# [Data records]

§ §

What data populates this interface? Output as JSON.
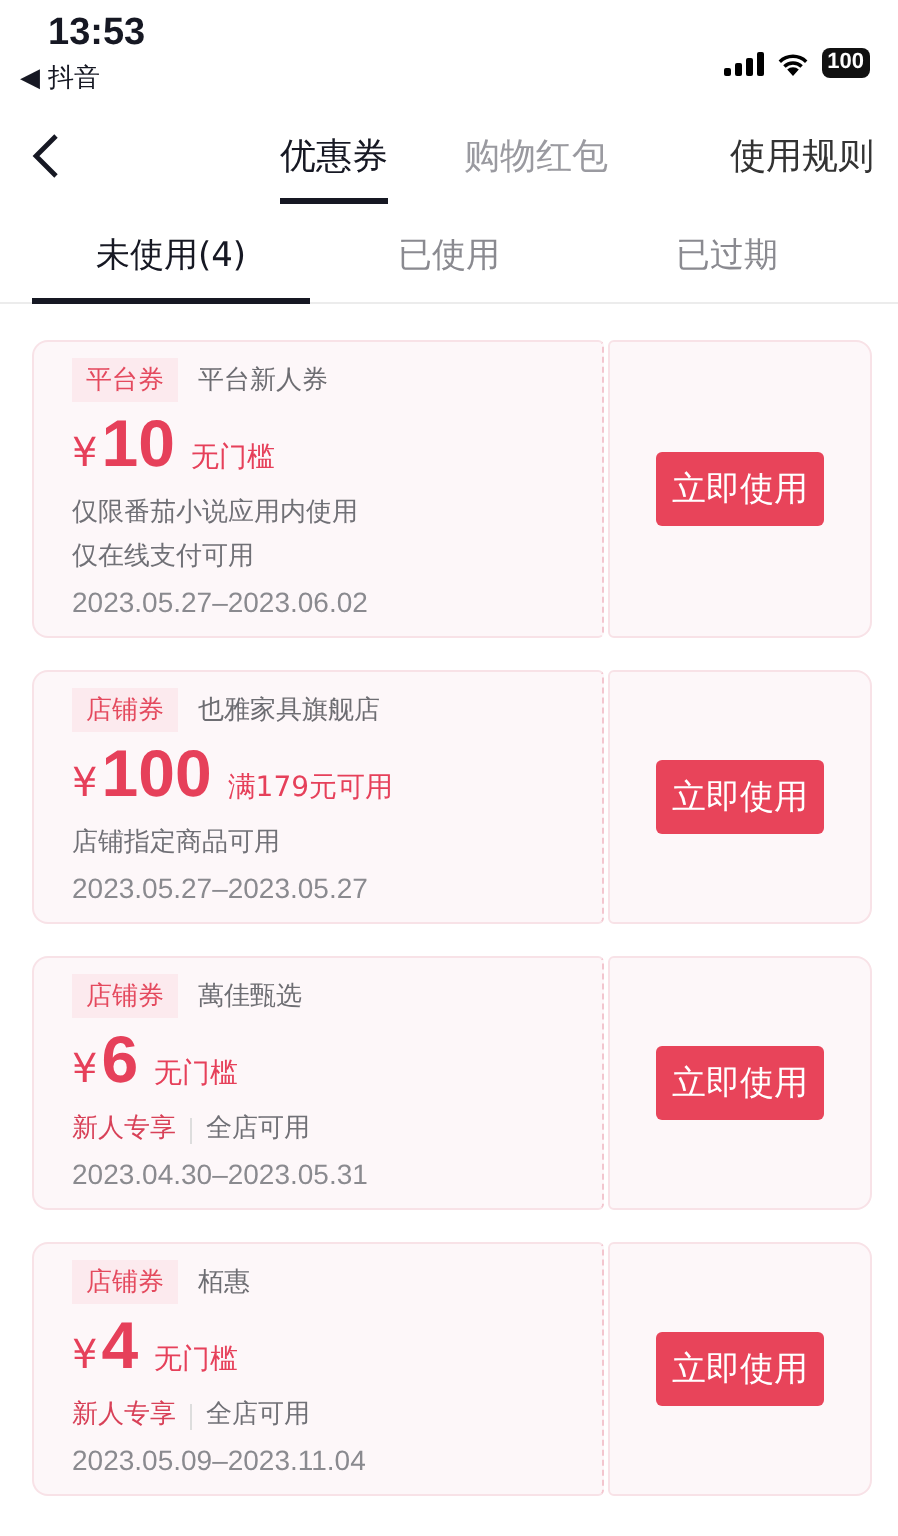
{
  "status_bar": {
    "time": "13:53",
    "back_app": "◀ 抖音",
    "battery": "100"
  },
  "nav": {
    "tabs": [
      {
        "label": "优惠券",
        "selected": true
      },
      {
        "label": "购物红包",
        "selected": false
      }
    ],
    "rules_link": "使用规则"
  },
  "sub_tabs": [
    {
      "label": "未使用(4)",
      "selected": true
    },
    {
      "label": "已使用",
      "selected": false
    },
    {
      "label": "已过期",
      "selected": false
    }
  ],
  "coupons": [
    {
      "tag": "平台券",
      "name": "平台新人券",
      "currency": "¥",
      "amount": "10",
      "condition": "无门槛",
      "lines": [
        {
          "kind": "text",
          "text": "仅限番茄小说应用内使用"
        },
        {
          "kind": "text",
          "text": "仅在线支付可用"
        }
      ],
      "validity": "2023.05.27–2023.06.02",
      "button": "立即使用"
    },
    {
      "tag": "店铺券",
      "name": "也雅家具旗舰店",
      "currency": "¥",
      "amount": "100",
      "condition": "满179元可用",
      "lines": [
        {
          "kind": "text",
          "text": "店铺指定商品可用"
        }
      ],
      "validity": "2023.05.27–2023.05.27",
      "button": "立即使用"
    },
    {
      "tag": "店铺券",
      "name": "萬佳甄选",
      "currency": "¥",
      "amount": "6",
      "condition": "无门槛",
      "lines": [
        {
          "kind": "pair",
          "highlight": "新人专享",
          "text": "全店可用"
        }
      ],
      "validity": "2023.04.30–2023.05.31",
      "button": "立即使用"
    },
    {
      "tag": "店铺券",
      "name": "栢惠",
      "currency": "¥",
      "amount": "4",
      "condition": "无门槛",
      "lines": [
        {
          "kind": "pair",
          "highlight": "新人专享",
          "text": "全店可用"
        }
      ],
      "validity": "2023.05.09–2023.11.04",
      "button": "立即使用"
    }
  ]
}
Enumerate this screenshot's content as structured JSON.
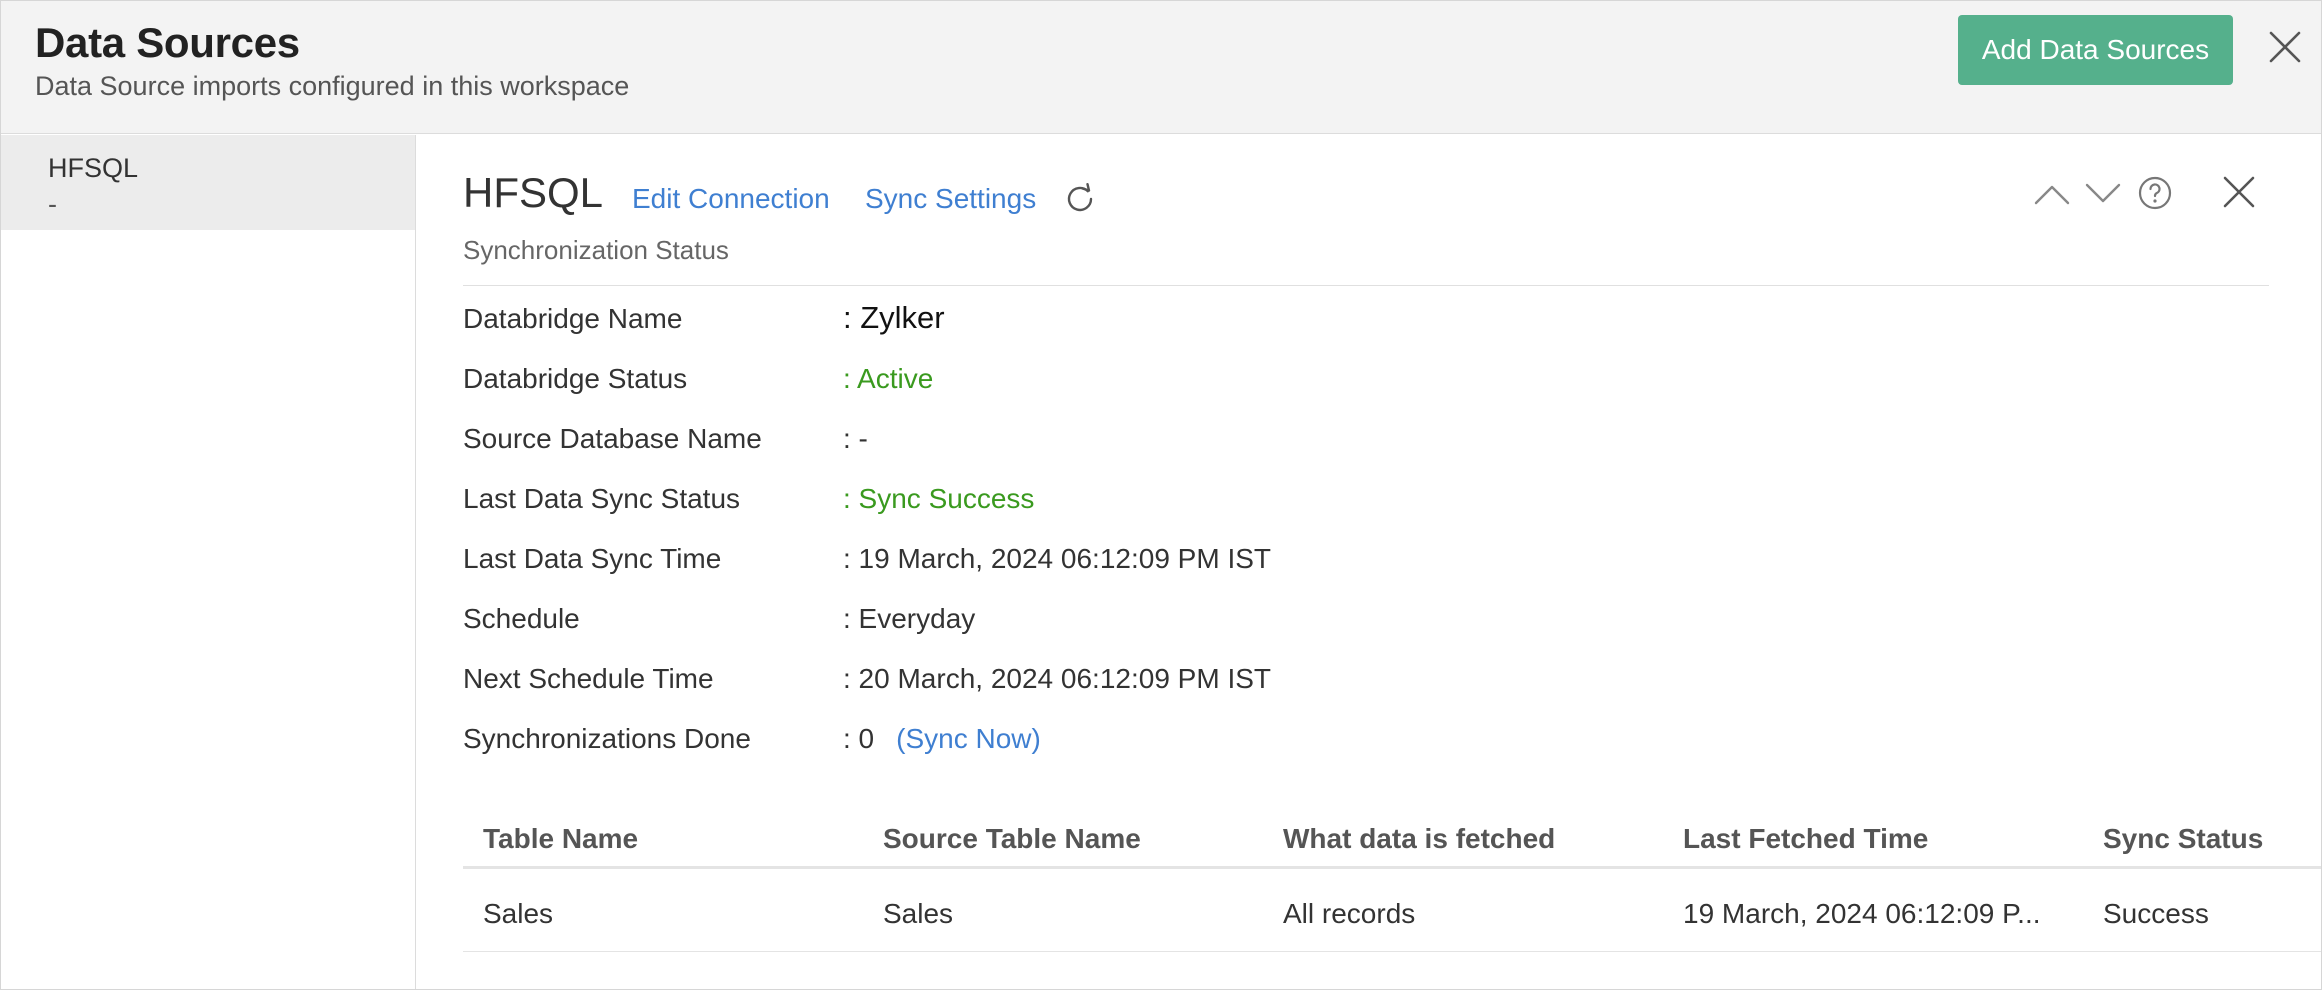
{
  "header": {
    "title": "Data Sources",
    "subtitle": "Data Source imports configured in this workspace",
    "add_button_label": "Add Data Sources"
  },
  "sidebar": {
    "items": [
      {
        "name": "HFSQL",
        "sub": "-"
      }
    ]
  },
  "panel": {
    "title": "HFSQL",
    "edit_connection": "Edit Connection",
    "sync_settings": "Sync Settings",
    "section_label": "Synchronization Status",
    "details": {
      "databridge_name": {
        "label": "Databridge Name",
        "value": ": Zylker"
      },
      "databridge_status": {
        "label": "Databridge Status",
        "value": ": Active"
      },
      "source_db_name": {
        "label": "Source Database Name",
        "value": ": -"
      },
      "last_sync_status": {
        "label": "Last Data Sync Status",
        "value": ": Sync Success"
      },
      "last_sync_time": {
        "label": "Last Data Sync Time",
        "value": ": 19 March, 2024 06:12:09 PM IST"
      },
      "schedule": {
        "label": "Schedule",
        "value": ": Everyday"
      },
      "next_schedule_time": {
        "label": "Next Schedule Time",
        "value": ": 20 March, 2024 06:12:09 PM IST"
      },
      "syncs_done": {
        "label": "Synchronizations Done",
        "value": ": 0",
        "sync_now": "(Sync Now)"
      }
    },
    "table": {
      "columns": [
        "Table Name",
        "Source Table Name",
        "What data is fetched",
        "Last Fetched Time",
        "Sync Status"
      ],
      "rows": [
        [
          "Sales",
          "Sales",
          "All records",
          "19 March, 2024 06:12:09 P...",
          "Success"
        ]
      ]
    }
  },
  "icons": {
    "close": "close-icon",
    "refresh": "refresh-icon",
    "chevron_up": "chevron-up-icon",
    "chevron_down": "chevron-down-icon",
    "help": "help-icon"
  },
  "colors": {
    "accent_button": "#55b08c",
    "link": "#3f7fd1",
    "status_green": "#3a9a1f"
  }
}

§ §

# [Given problem]
Copy every record above exactly, leaving out any pictures.

# [Expected output]
What data populates this interface? Output as JSON.
{
  "status_bar": {
    "time": "13:53",
    "back_app": "◀ 抖音",
    "battery": "100"
  },
  "nav": {
    "tabs": [
      {
        "label": "优惠券",
        "selected": true
      },
      {
        "label": "购物红包",
        "selected": false
      }
    ],
    "rules_link": "使用规则"
  },
  "sub_tabs": [
    {
      "label": "未使用(4)",
      "selected": true
    },
    {
      "label": "已使用",
      "selected": false
    },
    {
      "label": "已过期",
      "selected": false
    }
  ],
  "coupons": [
    {
      "tag": "平台券",
      "name": "平台新人券",
      "currency": "¥",
      "amount": "10",
      "condition": "无门槛",
      "lines": [
        {
          "kind": "text",
          "text": "仅限番茄小说应用内使用"
        },
        {
          "kind": "text",
          "text": "仅在线支付可用"
        }
      ],
      "validity": "2023.05.27–2023.06.02",
      "button": "立即使用"
    },
    {
      "tag": "店铺券",
      "name": "也雅家具旗舰店",
      "currency": "¥",
      "amount": "100",
      "condition": "满179元可用",
      "lines": [
        {
          "kind": "text",
          "text": "店铺指定商品可用"
        }
      ],
      "validity": "2023.05.27–2023.05.27",
      "button": "立即使用"
    },
    {
      "tag": "店铺券",
      "name": "萬佳甄选",
      "currency": "¥",
      "amount": "6",
      "condition": "无门槛",
      "lines": [
        {
          "kind": "pair",
          "highlight": "新人专享",
          "text": "全店可用"
        }
      ],
      "validity": "2023.04.30–2023.05.31",
      "button": "立即使用"
    },
    {
      "tag": "店铺券",
      "name": "栢惠",
      "currency": "¥",
      "amount": "4",
      "condition": "无门槛",
      "lines": [
        {
          "kind": "pair",
          "highlight": "新人专享",
          "text": "全店可用"
        }
      ],
      "validity": "2023.05.09–2023.11.04",
      "button": "立即使用"
    }
  ]
}
Enumerate this screenshot's content as structured JSON.
{
  "header": {
    "title": "Data Sources",
    "subtitle": "Data Source imports configured in this workspace",
    "add_button_label": "Add Data Sources"
  },
  "sidebar": {
    "items": [
      {
        "name": "HFSQL",
        "sub": "-"
      }
    ]
  },
  "panel": {
    "title": "HFSQL",
    "edit_connection": "Edit Connection",
    "sync_settings": "Sync Settings",
    "section_label": "Synchronization Status",
    "details": {
      "databridge_name": {
        "label": "Databridge Name",
        "value": ": Zylker"
      },
      "databridge_status": {
        "label": "Databridge Status",
        "value": ": Active"
      },
      "source_db_name": {
        "label": "Source Database Name",
        "value": ": -"
      },
      "last_sync_status": {
        "label": "Last Data Sync Status",
        "value": ": Sync Success"
      },
      "last_sync_time": {
        "label": "Last Data Sync Time",
        "value": ": 19 March, 2024 06:12:09 PM IST"
      },
      "schedule": {
        "label": "Schedule",
        "value": ": Everyday"
      },
      "next_schedule_time": {
        "label": "Next Schedule Time",
        "value": ": 20 March, 2024 06:12:09 PM IST"
      },
      "syncs_done": {
        "label": "Synchronizations Done",
        "value": ": 0",
        "sync_now": "(Sync Now)"
      }
    },
    "table": {
      "columns": [
        "Table Name",
        "Source Table Name",
        "What data is fetched",
        "Last Fetched Time",
        "Sync Status"
      ],
      "rows": [
        [
          "Sales",
          "Sales",
          "All records",
          "19 March, 2024 06:12:09 P...",
          "Success"
        ]
      ]
    }
  },
  "icons": {
    "close": "close-icon",
    "refresh": "refresh-icon",
    "chevron_up": "chevron-up-icon",
    "chevron_down": "chevron-down-icon",
    "help": "help-icon"
  },
  "colors": {
    "accent_button": "#55b08c",
    "link": "#3f7fd1",
    "status_green": "#3a9a1f"
  }
}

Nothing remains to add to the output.